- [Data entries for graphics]
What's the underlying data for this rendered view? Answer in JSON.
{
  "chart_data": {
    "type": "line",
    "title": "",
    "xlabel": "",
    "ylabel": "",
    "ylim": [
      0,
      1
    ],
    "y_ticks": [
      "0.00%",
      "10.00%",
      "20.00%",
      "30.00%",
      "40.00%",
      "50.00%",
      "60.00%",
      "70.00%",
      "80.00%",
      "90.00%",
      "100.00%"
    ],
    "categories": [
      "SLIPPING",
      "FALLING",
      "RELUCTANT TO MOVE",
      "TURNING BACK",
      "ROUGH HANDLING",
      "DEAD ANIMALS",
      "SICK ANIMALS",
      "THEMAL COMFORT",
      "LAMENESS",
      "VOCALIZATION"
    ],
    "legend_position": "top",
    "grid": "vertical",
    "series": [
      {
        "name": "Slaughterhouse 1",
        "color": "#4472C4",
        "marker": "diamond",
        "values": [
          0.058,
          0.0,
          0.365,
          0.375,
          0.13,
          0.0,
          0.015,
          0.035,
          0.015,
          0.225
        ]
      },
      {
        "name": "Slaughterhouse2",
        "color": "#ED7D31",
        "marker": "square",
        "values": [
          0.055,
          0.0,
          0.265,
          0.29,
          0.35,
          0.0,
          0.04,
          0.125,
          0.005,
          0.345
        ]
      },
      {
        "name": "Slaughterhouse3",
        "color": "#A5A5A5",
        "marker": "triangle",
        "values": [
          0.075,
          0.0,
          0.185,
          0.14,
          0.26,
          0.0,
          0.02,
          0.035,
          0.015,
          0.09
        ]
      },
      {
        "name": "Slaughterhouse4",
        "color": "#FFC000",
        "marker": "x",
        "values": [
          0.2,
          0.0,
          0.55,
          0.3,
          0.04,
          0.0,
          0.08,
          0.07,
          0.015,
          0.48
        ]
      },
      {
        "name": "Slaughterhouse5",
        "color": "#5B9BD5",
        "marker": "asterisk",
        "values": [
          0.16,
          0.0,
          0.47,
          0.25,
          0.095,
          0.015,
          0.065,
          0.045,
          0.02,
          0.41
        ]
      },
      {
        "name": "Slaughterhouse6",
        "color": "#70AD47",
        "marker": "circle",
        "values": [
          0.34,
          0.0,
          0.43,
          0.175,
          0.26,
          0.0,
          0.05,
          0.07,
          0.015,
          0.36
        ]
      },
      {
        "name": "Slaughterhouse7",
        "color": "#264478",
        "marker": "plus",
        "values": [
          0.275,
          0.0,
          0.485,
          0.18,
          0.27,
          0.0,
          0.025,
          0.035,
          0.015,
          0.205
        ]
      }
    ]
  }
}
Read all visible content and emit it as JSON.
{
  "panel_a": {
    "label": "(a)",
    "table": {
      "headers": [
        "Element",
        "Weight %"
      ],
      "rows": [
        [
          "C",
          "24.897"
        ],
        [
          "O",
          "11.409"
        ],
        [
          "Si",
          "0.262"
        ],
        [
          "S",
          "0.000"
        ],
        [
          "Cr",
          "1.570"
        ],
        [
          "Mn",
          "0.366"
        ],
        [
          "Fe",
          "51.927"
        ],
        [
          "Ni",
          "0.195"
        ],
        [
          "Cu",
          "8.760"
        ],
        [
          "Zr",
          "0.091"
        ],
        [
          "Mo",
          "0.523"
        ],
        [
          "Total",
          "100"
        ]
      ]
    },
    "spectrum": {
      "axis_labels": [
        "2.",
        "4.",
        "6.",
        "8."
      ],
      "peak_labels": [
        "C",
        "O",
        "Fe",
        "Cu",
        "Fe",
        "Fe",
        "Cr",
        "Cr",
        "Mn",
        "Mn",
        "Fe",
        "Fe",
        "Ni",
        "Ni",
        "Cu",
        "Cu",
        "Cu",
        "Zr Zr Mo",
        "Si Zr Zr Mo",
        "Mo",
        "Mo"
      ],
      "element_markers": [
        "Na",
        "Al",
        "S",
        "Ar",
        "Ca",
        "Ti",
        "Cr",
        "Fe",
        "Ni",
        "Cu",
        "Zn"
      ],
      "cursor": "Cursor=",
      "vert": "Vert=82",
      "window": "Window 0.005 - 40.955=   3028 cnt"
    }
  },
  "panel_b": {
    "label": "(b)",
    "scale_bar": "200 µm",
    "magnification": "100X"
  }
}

- [GIVEN PROBLEM] Produce an exact copy of the whole listing.

- [COMPLETE ANSWER]
What's the underlying data for this rendered view? Answer in JSON.
{
  "chart_data": {
    "type": "line",
    "title": "",
    "xlabel": "",
    "ylabel": "",
    "ylim": [
      0,
      1
    ],
    "y_ticks": [
      "0.00%",
      "10.00%",
      "20.00%",
      "30.00%",
      "40.00%",
      "50.00%",
      "60.00%",
      "70.00%",
      "80.00%",
      "90.00%",
      "100.00%"
    ],
    "categories": [
      "SLIPPING",
      "FALLING",
      "RELUCTANT TO MOVE",
      "TURNING BACK",
      "ROUGH HANDLING",
      "DEAD ANIMALS",
      "SICK ANIMALS",
      "THEMAL COMFORT",
      "LAMENESS",
      "VOCALIZATION"
    ],
    "legend_position": "top",
    "grid": "vertical",
    "series": [
      {
        "name": "Slaughterhouse 1",
        "color": "#4472C4",
        "marker": "diamond",
        "values": [
          0.058,
          0.0,
          0.365,
          0.375,
          0.13,
          0.0,
          0.015,
          0.035,
          0.015,
          0.225
        ]
      },
      {
        "name": "Slaughterhouse2",
        "color": "#ED7D31",
        "marker": "square",
        "values": [
          0.055,
          0.0,
          0.265,
          0.29,
          0.35,
          0.0,
          0.04,
          0.125,
          0.005,
          0.345
        ]
      },
      {
        "name": "Slaughterhouse3",
        "color": "#A5A5A5",
        "marker": "triangle",
        "values": [
          0.075,
          0.0,
          0.185,
          0.14,
          0.26,
          0.0,
          0.02,
          0.035,
          0.015,
          0.09
        ]
      },
      {
        "name": "Slaughterhouse4",
        "color": "#FFC000",
        "marker": "x",
        "values": [
          0.2,
          0.0,
          0.55,
          0.3,
          0.04,
          0.0,
          0.08,
          0.07,
          0.015,
          0.48
        ]
      },
      {
        "name": "Slaughterhouse5",
        "color": "#5B9BD5",
        "marker": "asterisk",
        "values": [
          0.16,
          0.0,
          0.47,
          0.25,
          0.095,
          0.015,
          0.065,
          0.045,
          0.02,
          0.41
        ]
      },
      {
        "name": "Slaughterhouse6",
        "color": "#70AD47",
        "marker": "circle",
        "values": [
          0.34,
          0.0,
          0.43,
          0.175,
          0.26,
          0.0,
          0.05,
          0.07,
          0.015,
          0.36
        ]
      },
      {
        "name": "Slaughterhouse7",
        "color": "#264478",
        "marker": "plus",
        "values": [
          0.275,
          0.0,
          0.485,
          0.18,
          0.27,
          0.0,
          0.025,
          0.035,
          0.015,
          0.205
        ]
      }
    ]
  }
}
Read all visible content and emit it as JSON.
{
  "panel_a": {
    "label": "(a)",
    "table": {
      "headers": [
        "Element",
        "Weight %"
      ],
      "rows": [
        [
          "C",
          "24.897"
        ],
        [
          "O",
          "11.409"
        ],
        [
          "Si",
          "0.262"
        ],
        [
          "S",
          "0.000"
        ],
        [
          "Cr",
          "1.570"
        ],
        [
          "Mn",
          "0.366"
        ],
        [
          "Fe",
          "51.927"
        ],
        [
          "Ni",
          "0.195"
        ],
        [
          "Cu",
          "8.760"
        ],
        [
          "Zr",
          "0.091"
        ],
        [
          "Mo",
          "0.523"
        ],
        [
          "Total",
          "100"
        ]
      ]
    },
    "spectrum": {
      "axis_labels": [
        "2.",
        "4.",
        "6.",
        "8."
      ],
      "peak_labels": [
        "C",
        "O",
        "Fe",
        "Cu",
        "Fe",
        "Fe",
        "Cr",
        "Cr",
        "Mn",
        "Mn",
        "Fe",
        "Fe",
        "Ni",
        "Ni",
        "Cu",
        "Cu",
        "Cu",
        "Zr Zr Mo",
        "Si Zr Zr Mo",
        "Mo",
        "Mo"
      ],
      "element_markers": [
        "Na",
        "Al",
        "S",
        "Ar",
        "Ca",
        "Ti",
        "Cr",
        "Fe",
        "Ni",
        "Cu",
        "Zn"
      ],
      "cursor": "Cursor=",
      "vert": "Vert=82",
      "window": "Window 0.005 - 40.955=   3028 cnt"
    }
  },
  "panel_b": {
    "label": "(b)",
    "scale_bar": "200 µm",
    "magnification": "100X"
  }
}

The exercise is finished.